[Items from a dataset]
::::::::

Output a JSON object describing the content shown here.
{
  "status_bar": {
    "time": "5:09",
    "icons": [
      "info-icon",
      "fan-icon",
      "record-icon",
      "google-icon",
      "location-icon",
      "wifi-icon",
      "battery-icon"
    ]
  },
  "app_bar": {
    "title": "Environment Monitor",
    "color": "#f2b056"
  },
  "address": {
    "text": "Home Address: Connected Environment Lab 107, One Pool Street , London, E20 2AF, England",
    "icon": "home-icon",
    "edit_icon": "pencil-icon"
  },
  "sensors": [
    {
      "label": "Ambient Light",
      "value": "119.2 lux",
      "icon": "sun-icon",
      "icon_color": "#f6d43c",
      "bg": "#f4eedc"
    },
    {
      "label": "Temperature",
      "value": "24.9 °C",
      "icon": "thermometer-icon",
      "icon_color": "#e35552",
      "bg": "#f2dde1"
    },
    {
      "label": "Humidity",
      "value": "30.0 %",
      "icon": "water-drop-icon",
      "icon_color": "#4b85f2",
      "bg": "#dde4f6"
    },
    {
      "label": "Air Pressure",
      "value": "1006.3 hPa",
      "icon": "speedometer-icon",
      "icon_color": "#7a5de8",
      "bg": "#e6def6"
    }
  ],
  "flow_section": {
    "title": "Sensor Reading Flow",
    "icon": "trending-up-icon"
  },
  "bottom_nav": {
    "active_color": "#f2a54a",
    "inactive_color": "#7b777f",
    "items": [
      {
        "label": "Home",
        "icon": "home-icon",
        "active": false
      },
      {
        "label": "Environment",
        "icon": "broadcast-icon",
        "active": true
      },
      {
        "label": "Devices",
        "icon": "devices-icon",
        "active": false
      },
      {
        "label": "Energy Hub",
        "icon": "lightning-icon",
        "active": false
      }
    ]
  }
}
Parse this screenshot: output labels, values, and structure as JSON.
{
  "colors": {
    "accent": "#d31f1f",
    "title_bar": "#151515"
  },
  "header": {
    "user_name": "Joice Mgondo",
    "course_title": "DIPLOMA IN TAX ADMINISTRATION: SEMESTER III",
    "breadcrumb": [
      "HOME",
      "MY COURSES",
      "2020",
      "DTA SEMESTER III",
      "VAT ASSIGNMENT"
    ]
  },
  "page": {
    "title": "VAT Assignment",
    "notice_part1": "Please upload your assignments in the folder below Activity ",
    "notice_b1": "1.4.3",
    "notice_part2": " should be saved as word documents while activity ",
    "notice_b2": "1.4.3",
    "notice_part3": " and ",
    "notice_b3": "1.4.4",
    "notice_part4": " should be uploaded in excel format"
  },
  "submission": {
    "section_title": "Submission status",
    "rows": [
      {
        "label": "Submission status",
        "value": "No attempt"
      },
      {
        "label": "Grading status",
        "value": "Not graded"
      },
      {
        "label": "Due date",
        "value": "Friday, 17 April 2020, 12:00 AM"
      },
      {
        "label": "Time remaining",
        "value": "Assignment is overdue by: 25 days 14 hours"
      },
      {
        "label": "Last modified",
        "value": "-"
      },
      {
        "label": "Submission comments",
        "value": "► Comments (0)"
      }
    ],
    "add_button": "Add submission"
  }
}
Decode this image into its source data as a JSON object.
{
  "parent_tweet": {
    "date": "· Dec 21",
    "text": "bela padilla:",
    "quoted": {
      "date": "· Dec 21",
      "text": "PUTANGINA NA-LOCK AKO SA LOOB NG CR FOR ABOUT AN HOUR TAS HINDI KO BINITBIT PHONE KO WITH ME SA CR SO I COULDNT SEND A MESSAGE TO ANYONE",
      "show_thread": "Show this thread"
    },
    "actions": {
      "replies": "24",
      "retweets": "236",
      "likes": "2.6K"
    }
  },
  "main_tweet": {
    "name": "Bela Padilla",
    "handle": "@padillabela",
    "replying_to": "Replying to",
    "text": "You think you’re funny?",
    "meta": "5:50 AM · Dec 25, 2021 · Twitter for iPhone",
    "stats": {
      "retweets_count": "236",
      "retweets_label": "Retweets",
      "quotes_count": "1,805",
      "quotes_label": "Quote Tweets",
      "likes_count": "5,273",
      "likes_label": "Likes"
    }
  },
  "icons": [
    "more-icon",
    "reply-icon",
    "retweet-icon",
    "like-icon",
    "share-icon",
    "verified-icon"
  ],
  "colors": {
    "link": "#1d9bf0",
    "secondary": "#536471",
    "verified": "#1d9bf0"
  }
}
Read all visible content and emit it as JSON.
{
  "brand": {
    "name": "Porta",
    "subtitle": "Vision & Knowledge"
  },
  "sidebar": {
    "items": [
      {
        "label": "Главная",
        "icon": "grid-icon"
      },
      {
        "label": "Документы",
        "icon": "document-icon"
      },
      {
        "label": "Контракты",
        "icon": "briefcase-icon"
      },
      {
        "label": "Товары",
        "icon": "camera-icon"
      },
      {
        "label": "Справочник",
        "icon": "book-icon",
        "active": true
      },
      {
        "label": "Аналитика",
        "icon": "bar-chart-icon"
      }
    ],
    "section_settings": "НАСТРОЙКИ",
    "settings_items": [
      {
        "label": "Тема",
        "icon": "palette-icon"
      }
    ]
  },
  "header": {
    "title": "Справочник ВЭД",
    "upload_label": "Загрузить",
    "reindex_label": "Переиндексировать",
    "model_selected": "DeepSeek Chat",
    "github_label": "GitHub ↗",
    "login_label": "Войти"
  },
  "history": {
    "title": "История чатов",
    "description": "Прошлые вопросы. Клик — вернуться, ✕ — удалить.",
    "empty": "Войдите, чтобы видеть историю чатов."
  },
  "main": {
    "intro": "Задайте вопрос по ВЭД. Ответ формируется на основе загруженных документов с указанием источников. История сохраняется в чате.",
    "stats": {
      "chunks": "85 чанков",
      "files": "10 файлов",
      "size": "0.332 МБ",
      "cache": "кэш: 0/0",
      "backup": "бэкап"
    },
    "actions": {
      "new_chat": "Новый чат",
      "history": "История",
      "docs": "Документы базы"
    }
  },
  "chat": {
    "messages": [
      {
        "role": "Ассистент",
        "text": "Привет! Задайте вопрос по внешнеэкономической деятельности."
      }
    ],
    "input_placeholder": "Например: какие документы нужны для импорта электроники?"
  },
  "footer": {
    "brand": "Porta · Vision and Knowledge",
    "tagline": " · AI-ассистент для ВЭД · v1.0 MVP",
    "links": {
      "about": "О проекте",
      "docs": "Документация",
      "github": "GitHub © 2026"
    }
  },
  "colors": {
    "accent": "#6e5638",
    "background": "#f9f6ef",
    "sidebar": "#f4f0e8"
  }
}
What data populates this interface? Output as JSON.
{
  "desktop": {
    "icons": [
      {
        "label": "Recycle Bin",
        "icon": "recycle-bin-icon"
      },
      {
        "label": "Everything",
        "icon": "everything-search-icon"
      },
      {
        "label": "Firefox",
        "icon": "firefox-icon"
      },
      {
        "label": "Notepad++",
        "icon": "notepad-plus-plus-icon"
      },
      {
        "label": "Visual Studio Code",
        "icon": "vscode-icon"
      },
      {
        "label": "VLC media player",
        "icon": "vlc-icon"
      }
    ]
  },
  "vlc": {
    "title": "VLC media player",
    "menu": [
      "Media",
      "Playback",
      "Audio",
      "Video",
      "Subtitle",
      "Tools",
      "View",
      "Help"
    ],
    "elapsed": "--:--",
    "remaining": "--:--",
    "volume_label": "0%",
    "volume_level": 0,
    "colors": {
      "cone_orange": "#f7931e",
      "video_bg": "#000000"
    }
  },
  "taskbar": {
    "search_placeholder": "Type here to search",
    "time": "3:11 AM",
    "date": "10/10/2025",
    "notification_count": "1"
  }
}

::::::::

Looking at the entries above, how many lines contain the word "чатов"? Answer with the number alone.

2